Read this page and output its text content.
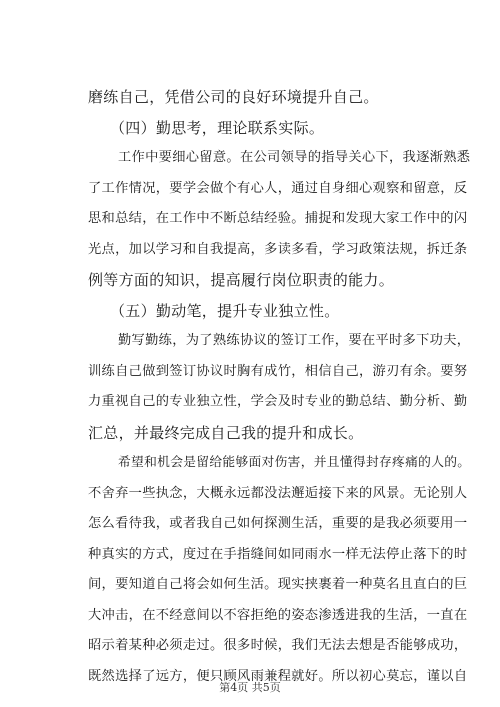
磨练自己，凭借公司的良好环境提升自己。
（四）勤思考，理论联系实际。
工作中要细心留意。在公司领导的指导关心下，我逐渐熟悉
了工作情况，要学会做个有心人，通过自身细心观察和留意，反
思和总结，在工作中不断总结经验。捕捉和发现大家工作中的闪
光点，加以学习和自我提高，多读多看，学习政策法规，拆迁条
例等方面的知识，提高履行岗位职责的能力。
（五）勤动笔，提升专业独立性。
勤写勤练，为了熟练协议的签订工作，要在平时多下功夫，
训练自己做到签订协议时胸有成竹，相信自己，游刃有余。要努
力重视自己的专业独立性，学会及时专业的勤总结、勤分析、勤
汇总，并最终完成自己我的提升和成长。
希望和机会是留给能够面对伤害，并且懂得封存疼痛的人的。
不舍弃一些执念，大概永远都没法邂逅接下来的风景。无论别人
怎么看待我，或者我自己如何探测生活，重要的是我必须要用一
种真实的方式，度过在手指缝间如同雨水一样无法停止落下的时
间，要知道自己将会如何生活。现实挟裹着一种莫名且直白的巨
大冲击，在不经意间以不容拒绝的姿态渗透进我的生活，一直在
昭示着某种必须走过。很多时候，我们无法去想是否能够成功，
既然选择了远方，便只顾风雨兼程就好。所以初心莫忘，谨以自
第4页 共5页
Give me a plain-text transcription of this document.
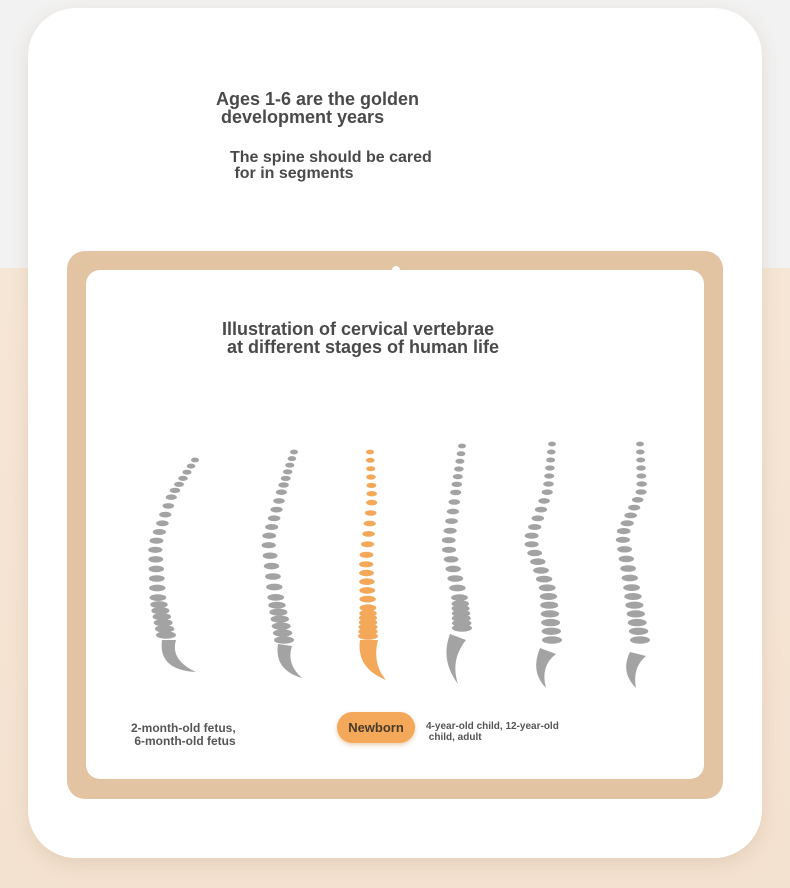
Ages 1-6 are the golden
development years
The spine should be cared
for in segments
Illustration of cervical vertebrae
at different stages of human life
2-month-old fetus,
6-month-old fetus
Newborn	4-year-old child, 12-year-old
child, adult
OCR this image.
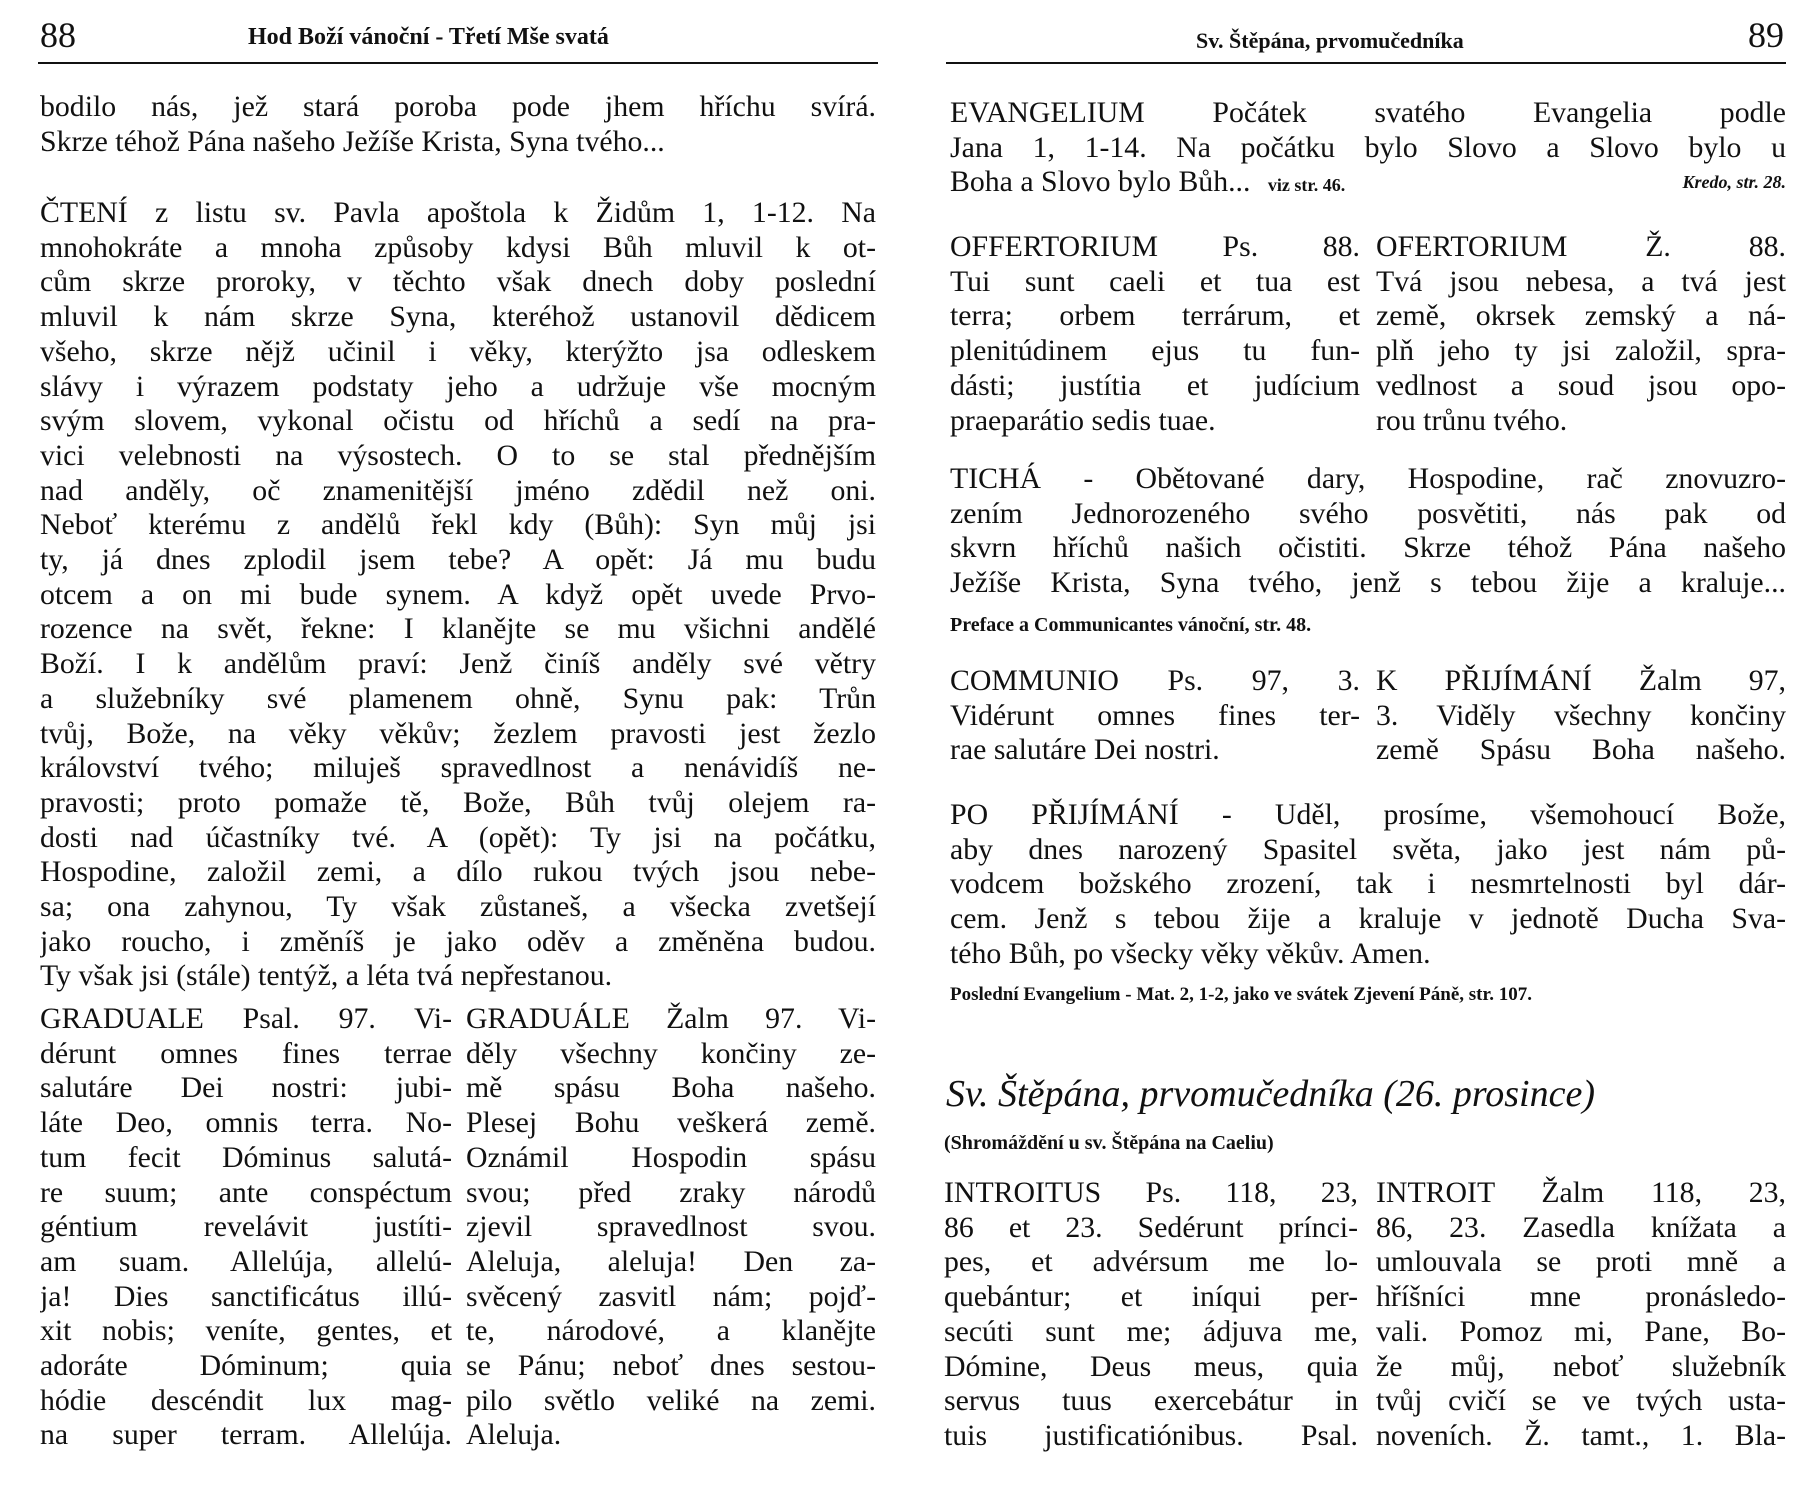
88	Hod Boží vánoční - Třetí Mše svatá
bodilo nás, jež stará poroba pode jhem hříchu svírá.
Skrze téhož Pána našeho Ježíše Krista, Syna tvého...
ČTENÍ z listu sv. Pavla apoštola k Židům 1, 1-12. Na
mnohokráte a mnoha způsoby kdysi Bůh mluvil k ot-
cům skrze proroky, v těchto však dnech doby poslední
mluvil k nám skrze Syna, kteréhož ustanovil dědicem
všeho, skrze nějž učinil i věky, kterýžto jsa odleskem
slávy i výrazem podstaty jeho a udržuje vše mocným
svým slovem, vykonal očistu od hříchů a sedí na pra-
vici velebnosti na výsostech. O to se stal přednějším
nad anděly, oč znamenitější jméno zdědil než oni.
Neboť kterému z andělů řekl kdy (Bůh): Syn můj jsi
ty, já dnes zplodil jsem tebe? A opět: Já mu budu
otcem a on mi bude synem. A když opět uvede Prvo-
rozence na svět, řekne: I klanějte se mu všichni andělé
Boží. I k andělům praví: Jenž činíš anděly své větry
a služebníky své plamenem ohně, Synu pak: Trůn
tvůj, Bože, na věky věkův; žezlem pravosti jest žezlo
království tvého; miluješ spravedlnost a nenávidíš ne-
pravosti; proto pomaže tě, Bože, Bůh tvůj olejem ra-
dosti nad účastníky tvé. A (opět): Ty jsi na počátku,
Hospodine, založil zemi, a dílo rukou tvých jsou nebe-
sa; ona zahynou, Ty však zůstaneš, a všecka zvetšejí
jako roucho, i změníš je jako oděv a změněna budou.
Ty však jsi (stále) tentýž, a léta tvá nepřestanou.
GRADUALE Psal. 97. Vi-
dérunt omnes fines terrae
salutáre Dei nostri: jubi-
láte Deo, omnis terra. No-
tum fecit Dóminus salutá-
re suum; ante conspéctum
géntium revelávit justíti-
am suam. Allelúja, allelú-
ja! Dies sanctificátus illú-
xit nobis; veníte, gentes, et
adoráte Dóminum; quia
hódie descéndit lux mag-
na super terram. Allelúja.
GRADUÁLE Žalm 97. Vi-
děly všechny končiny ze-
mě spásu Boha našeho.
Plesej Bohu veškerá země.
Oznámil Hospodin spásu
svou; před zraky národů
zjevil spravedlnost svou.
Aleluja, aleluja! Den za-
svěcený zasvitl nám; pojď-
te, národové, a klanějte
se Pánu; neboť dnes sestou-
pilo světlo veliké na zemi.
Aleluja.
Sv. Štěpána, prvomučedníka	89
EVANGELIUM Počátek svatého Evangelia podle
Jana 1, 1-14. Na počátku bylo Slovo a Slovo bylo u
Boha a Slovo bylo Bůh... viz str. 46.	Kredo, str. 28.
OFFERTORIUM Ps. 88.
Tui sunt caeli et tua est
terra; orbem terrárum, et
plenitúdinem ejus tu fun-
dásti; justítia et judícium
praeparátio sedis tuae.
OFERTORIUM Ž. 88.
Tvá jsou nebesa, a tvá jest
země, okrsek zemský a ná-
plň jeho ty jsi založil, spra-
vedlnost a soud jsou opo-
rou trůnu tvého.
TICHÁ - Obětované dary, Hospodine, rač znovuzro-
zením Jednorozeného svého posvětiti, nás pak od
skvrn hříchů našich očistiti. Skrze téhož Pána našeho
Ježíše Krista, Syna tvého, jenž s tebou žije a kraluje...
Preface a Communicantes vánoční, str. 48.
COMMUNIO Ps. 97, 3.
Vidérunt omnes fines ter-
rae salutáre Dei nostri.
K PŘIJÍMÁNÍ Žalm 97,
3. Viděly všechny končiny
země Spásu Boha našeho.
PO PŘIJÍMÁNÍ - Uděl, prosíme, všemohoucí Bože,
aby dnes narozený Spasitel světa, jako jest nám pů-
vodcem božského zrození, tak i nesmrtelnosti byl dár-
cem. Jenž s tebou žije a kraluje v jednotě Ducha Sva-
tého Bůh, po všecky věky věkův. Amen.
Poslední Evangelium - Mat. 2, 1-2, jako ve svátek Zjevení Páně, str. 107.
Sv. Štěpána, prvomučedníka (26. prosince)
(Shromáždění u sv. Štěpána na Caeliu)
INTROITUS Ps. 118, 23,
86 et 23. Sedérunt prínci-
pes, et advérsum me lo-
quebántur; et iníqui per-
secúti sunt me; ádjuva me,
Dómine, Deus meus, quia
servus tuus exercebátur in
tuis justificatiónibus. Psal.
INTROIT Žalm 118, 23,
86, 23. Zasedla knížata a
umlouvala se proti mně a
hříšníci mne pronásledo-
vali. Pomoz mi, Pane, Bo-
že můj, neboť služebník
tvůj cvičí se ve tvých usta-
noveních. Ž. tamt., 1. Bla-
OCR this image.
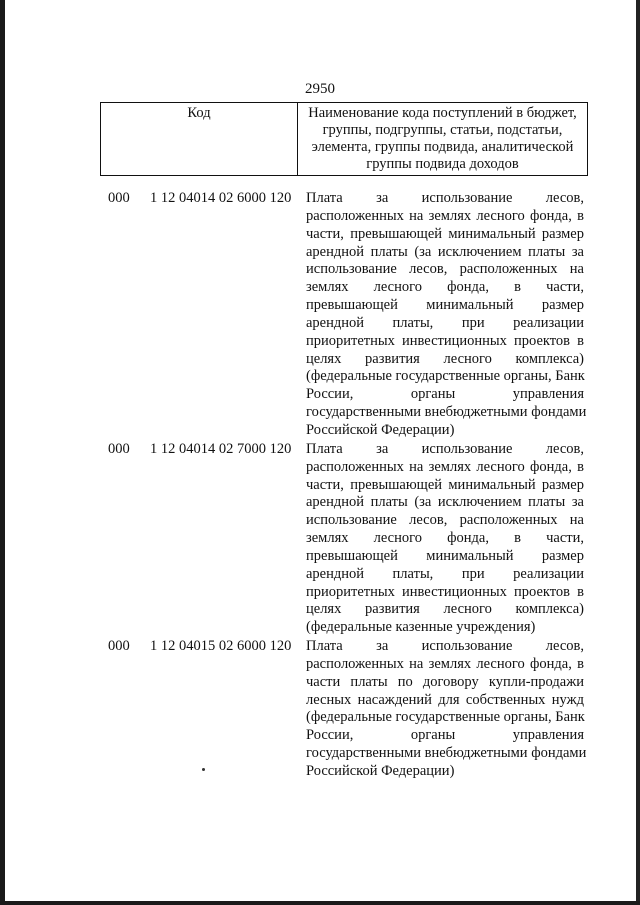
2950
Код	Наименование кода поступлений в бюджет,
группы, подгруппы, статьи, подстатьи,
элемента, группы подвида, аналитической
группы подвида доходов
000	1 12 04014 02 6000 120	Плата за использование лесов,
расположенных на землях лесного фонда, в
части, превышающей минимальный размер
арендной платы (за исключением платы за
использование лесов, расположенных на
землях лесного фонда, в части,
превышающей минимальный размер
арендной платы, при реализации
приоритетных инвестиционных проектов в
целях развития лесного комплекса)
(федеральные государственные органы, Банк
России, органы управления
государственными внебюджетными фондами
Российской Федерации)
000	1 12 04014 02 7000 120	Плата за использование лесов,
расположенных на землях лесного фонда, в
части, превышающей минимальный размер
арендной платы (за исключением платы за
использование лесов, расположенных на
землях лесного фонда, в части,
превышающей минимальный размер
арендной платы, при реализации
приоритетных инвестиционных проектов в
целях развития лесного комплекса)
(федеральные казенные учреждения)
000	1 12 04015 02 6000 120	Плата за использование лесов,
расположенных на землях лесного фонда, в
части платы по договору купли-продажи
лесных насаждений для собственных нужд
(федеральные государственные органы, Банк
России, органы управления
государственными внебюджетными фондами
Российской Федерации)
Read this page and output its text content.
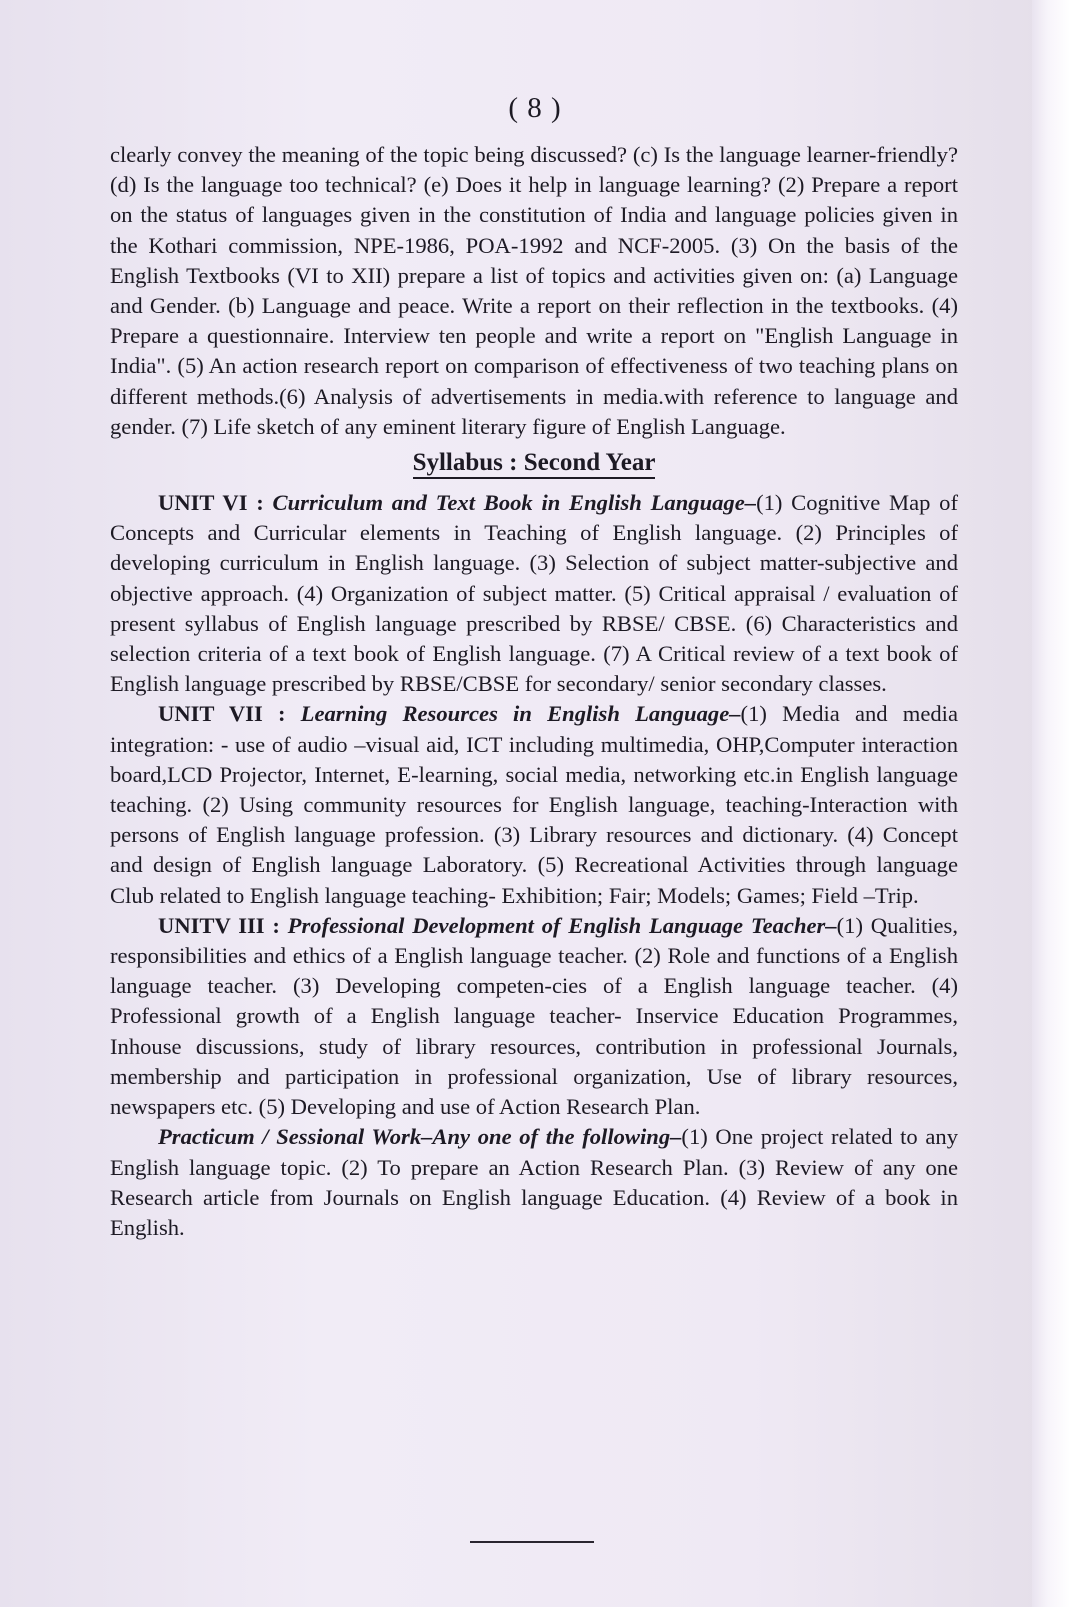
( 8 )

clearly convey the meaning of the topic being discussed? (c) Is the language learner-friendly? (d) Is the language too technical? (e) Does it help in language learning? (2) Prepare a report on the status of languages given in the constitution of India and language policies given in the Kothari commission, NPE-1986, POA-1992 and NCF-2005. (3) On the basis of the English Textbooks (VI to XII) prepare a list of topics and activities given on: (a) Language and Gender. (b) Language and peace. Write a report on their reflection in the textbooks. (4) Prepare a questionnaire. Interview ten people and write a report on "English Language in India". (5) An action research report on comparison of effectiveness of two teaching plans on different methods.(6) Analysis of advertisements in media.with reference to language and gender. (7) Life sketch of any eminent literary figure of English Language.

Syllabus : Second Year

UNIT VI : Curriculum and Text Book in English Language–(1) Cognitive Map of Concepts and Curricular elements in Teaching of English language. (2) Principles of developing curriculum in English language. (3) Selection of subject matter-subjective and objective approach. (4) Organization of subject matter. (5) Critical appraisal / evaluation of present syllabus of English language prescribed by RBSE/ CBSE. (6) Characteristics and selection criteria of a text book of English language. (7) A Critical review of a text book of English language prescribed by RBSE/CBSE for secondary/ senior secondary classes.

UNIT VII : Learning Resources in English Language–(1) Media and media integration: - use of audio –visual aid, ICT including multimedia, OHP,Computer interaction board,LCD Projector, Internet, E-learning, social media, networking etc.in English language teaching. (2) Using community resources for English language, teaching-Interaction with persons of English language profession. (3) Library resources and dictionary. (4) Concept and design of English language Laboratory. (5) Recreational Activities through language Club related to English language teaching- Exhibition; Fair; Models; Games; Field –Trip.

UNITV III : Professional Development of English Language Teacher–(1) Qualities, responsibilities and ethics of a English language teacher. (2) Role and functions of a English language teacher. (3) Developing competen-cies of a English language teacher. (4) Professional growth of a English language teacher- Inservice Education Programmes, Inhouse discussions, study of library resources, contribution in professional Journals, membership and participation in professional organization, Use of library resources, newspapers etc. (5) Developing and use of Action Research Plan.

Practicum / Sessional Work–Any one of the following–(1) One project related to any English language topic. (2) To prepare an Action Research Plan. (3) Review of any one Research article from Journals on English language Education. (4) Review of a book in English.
◆ ◆ ◆ ◆
| DIRECTIVE |
Go through the entries above and count the lines containing the word "Slovo"; give only that count.

| EXERCISE SOLUTION |
2